Stored data
___
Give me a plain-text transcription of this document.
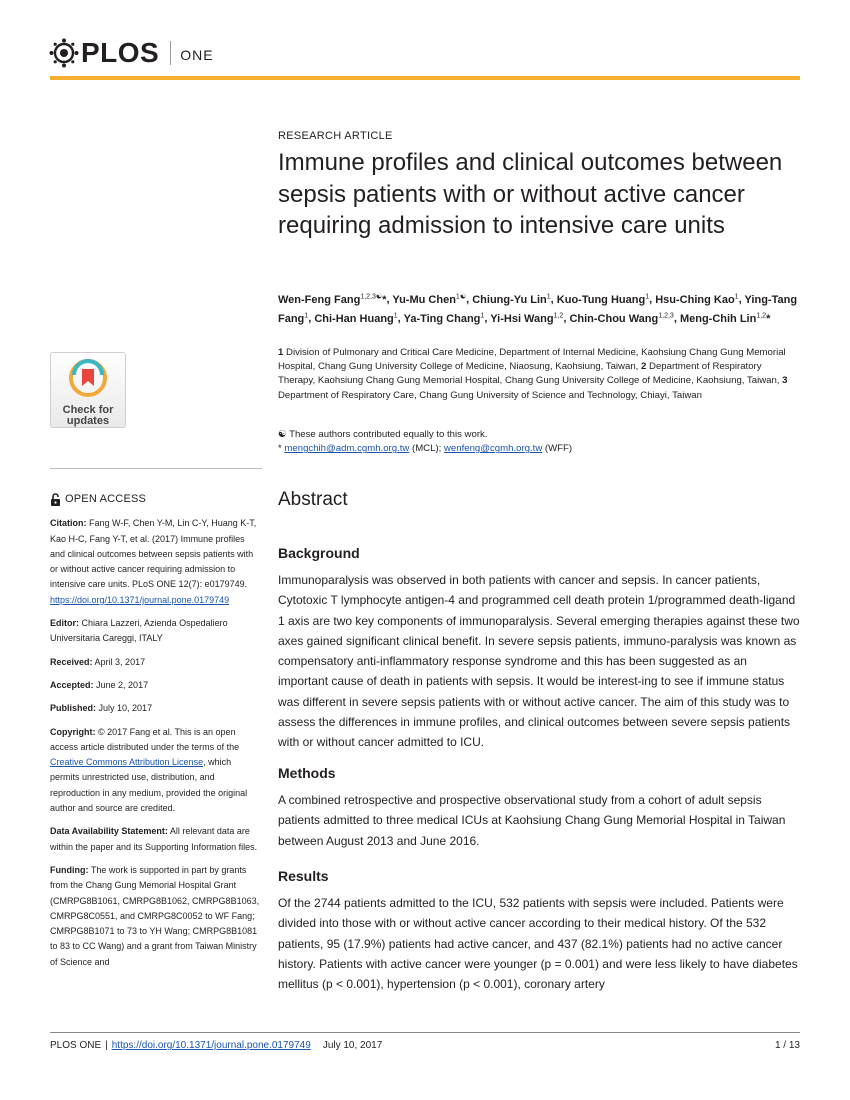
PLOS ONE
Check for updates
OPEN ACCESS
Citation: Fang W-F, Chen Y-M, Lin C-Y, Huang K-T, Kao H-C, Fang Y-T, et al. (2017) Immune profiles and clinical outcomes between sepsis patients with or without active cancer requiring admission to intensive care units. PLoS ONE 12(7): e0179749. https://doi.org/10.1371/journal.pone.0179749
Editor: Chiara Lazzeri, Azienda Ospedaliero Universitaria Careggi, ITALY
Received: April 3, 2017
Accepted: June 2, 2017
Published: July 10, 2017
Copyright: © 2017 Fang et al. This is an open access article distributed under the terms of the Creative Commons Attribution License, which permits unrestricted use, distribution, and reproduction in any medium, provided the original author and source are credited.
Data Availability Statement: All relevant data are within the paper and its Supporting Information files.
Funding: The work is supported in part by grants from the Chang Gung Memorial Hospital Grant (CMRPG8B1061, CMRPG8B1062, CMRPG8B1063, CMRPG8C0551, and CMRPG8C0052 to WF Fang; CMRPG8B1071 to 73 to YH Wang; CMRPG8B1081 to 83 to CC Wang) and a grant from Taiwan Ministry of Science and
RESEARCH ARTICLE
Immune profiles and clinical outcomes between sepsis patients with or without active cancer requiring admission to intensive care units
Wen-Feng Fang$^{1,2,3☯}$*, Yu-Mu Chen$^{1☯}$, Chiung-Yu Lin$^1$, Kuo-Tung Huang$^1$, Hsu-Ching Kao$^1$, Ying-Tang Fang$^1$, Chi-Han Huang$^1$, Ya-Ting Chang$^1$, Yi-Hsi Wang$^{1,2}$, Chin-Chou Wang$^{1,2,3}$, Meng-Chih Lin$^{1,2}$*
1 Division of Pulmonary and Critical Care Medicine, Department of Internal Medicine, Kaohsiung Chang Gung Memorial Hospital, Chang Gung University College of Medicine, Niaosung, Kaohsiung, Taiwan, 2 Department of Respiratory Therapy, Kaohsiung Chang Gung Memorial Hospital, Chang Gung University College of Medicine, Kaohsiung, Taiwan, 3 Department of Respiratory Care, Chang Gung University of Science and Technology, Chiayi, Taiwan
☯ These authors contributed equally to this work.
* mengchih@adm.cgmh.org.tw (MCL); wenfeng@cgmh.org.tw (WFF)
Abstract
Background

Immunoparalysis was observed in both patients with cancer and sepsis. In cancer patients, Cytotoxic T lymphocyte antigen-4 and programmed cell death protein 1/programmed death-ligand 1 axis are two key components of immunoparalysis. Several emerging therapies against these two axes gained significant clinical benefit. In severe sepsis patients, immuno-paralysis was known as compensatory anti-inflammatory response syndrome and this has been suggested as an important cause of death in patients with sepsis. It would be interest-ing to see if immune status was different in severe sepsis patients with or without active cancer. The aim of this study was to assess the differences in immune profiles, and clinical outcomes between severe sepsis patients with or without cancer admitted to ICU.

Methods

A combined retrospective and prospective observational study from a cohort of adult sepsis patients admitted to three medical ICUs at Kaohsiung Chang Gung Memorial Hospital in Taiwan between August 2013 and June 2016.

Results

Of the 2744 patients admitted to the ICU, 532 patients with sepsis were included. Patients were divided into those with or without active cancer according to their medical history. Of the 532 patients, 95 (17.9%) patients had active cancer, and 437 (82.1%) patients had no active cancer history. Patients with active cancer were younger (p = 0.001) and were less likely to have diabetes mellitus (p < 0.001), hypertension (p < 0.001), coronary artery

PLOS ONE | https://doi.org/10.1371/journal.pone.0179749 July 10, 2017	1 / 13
___
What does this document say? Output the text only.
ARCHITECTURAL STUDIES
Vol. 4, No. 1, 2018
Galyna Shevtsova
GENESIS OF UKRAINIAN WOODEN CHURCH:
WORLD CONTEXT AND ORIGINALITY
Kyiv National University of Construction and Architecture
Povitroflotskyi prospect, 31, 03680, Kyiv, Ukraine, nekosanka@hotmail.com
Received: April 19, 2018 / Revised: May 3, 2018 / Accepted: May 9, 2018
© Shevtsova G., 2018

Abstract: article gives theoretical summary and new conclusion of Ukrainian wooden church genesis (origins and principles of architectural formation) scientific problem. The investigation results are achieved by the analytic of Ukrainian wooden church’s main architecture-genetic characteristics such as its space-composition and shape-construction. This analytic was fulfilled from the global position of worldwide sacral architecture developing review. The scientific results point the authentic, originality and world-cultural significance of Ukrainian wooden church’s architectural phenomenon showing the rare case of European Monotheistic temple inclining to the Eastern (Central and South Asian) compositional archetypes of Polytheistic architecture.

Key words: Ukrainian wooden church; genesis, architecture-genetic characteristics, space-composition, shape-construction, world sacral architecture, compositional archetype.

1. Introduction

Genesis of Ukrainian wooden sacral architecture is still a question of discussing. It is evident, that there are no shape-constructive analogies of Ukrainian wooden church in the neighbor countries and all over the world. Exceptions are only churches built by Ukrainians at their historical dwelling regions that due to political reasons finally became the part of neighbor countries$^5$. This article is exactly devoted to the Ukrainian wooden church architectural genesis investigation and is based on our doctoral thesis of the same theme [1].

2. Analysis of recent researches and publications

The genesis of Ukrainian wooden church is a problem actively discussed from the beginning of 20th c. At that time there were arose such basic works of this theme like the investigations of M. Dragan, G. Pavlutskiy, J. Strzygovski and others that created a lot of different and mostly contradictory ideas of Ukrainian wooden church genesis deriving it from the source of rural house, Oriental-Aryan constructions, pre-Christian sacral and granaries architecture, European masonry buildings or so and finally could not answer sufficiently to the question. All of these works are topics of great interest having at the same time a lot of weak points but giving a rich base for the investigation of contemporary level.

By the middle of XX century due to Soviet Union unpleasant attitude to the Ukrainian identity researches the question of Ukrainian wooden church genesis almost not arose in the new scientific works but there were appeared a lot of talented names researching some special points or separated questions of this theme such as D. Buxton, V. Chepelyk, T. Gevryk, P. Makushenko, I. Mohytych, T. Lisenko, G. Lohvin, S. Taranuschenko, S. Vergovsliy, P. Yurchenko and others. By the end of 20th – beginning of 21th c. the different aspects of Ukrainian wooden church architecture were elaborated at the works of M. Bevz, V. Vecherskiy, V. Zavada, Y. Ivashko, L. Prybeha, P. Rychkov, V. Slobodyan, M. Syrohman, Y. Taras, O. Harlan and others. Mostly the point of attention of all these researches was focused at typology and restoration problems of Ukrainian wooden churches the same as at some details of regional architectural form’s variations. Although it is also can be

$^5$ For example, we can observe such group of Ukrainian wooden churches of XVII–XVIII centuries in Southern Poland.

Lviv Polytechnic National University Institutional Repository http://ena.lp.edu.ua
___
EXERCISE DIRECTIONS: Report, for the data above, every line in which the string "sepsis" appears.

SOLUTION:
Citation: Fang W-F, Chen Y-M, Lin C-Y, Huang K-T, Kao H-C, Fang Y-T, et al. (2017) Immune profiles and clinical outcomes between sepsis patients with or without active cancer requiring admission to intensive care units. PLoS ONE 12(7): e0179749. https://doi.org/10.1371/journal.pone.0179749
Immune profiles and clinical outcomes between sepsis patients with or without active cancer requiring admission to intensive care units
Immunoparalysis was observed in both patients with cancer and sepsis. In cancer patients, Cytotoxic T lymphocyte antigen-4 and programmed cell death protein 1/programmed death-ligand 1 axis are two key components of immunoparalysis. Several emerging therapies against these two axes gained significant clinical benefit. In severe sepsis patients, immuno-paralysis was known as compensatory anti-inflammatory response syndrome and this has been suggested as an important cause of death in patients with sepsis. It would be interest-ing to see if immune status was different in severe sepsis patients with or without active cancer. The aim of this study was to assess the differences in immune profiles, and clinical outcomes between severe sepsis patients with or without cancer admitted to ICU.
A combined retrospective and prospective observational study from a cohort of adult sepsis patients admitted to three medical ICUs at Kaohsiung Chang Gung Memorial Hospital in Taiwan between August 2013 and June 2016.
Of the 2744 patients admitted to the ICU, 532 patients with sepsis were included. Patients were divided into those with or without active cancer according to their medical history. Of the 532 patients, 95 (17.9%) patients had active cancer, and 437 (82.1%) patients had no active cancer history. Patients with active cancer were younger (p = 0.001) and were less likely to have diabetes mellitus (p < 0.001), hypertension (p < 0.001), coronary artery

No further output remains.